[WHAT THE TASK ASKS]
Review the lines that follow and copy each one that contains the word "RYAN".

[EXERCISE MATERIAL]

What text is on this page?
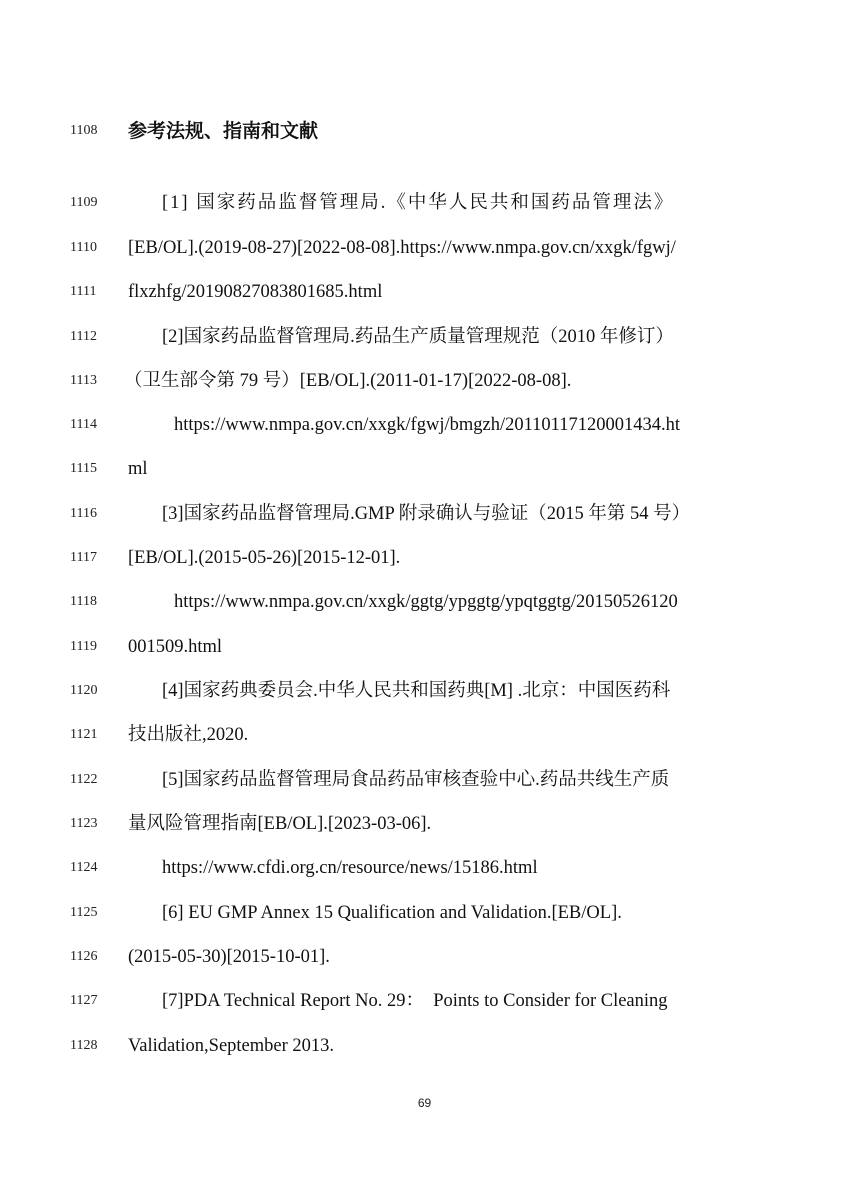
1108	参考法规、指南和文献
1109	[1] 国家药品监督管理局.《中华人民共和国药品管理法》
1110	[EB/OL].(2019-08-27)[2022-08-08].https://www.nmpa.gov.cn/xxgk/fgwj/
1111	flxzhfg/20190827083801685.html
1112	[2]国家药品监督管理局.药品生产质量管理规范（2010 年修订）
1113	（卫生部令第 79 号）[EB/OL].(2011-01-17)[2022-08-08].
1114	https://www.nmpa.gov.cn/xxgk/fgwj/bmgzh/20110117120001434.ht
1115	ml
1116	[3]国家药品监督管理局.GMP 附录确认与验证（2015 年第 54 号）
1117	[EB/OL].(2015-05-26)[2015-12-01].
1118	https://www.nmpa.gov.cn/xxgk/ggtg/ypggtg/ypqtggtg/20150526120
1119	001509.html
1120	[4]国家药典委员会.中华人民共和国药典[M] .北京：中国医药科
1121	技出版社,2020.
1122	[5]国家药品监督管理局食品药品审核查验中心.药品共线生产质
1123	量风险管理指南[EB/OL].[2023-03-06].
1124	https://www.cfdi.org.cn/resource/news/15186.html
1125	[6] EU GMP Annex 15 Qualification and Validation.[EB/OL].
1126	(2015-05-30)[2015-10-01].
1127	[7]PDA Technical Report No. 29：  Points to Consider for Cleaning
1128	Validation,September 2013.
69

* * *

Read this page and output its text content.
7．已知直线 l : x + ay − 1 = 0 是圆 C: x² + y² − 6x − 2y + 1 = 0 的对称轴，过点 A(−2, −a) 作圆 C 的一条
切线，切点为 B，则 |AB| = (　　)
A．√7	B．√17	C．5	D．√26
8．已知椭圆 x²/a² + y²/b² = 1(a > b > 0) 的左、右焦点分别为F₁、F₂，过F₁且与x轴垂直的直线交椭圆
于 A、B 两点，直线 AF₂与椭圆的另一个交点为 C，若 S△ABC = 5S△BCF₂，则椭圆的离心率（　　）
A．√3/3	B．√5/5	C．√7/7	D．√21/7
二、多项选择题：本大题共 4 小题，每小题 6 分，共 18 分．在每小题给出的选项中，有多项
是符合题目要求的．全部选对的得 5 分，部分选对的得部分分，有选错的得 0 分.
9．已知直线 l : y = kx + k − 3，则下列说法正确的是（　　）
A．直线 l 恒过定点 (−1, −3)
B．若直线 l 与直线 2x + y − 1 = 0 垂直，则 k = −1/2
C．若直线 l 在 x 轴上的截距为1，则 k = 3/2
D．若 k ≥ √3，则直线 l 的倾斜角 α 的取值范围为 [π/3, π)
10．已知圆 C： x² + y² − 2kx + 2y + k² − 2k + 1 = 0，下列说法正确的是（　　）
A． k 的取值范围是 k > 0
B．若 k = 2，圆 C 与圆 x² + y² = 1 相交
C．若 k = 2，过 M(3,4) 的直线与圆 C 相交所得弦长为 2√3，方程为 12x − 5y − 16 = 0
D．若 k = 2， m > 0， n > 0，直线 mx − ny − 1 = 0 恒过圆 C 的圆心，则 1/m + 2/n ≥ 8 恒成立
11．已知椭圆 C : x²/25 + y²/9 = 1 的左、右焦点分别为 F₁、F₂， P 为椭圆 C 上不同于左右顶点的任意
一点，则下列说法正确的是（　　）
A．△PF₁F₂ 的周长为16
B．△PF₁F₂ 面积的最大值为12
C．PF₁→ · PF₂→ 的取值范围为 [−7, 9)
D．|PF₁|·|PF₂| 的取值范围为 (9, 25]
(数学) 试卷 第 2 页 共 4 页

* * *

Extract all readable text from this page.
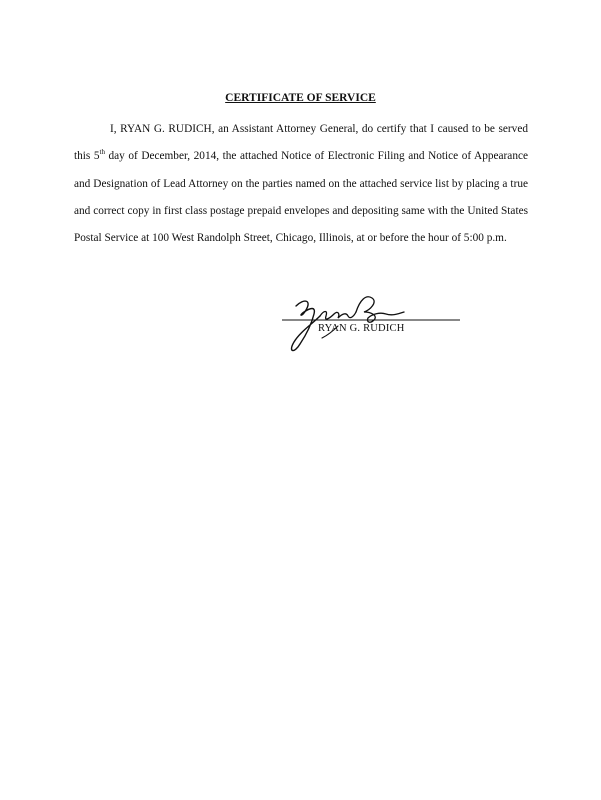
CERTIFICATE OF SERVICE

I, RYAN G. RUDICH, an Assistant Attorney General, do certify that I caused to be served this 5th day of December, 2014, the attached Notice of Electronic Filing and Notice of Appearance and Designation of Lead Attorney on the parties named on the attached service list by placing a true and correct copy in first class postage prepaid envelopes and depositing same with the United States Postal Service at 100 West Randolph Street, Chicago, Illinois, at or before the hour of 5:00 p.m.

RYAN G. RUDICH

[WRITTEN REPLY]
I, RYAN G. RUDICH, an Assistant Attorney General, do certify that I caused to be served this 5th day of December, 2014, the attached Notice of Electronic Filing and Notice of Appearance and Designation of Lead Attorney on the parties named on the attached service list by placing a true and correct copy in first class postage prepaid envelopes and depositing same with the United States Postal Service at 100 West Randolph Street, Chicago, Illinois, at or before the hour of 5:00 p.m.
RYAN G. RUDICH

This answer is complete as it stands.